Goal 1. The IP service excerpt below describes several things that can happen to packets under the unreliable service. List each of them.
Goal 2. In the IP service excerpt below, which network is given as an example of one that supports QoS?

Selected excerpt.
______________________________
The service is unreliable because
there is no guarantee of delivery.
Packets may be silently dropped,
duplicated or delayed and may
arrive out of order. The service
is also called a best effort
service, all attempts to deliver
a packet will be made, with
unreliability only caused by
hardware faults or exhausted
resources.
As there is no sense of a connection
at the IP level there are no
simple methods to provide a
quality of service (QoS). QoS
is a request from an application
to the network to provide a
guarantee on the quality of
a connection. This allows an
application to request a fixed
amount of bandwidth from the
network, and assume it will
be provided, once the QoS request
has been accepted. Also a fixed
delay, i.e. no jitter and in
order delivery can be assumed.
A network that supports QoS
will be protected from congestion
problems, as the network will
refuse connections that request
larger resources than can be
supplied. An example of a network
that supports QoS is the current
telephone network, where every
call is guaranteed the bandwidth
for the call. Most users at
some point have heard the overloaded
signal where the network cannot
provide the requested resource
required to make a call.
The application decides which
transport protocol is used.
______________________________
Dataset extract.

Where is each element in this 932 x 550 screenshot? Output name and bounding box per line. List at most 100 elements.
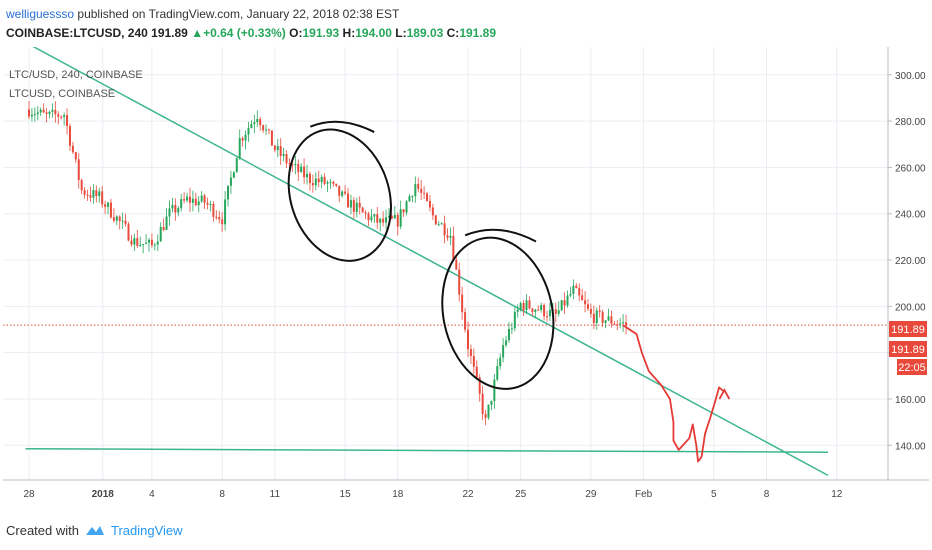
______________________________
Correct output 1.
- Silently dropped
- Duplicated
- Delayed
- Arriving out of order

Correct output 2. The current telephone network.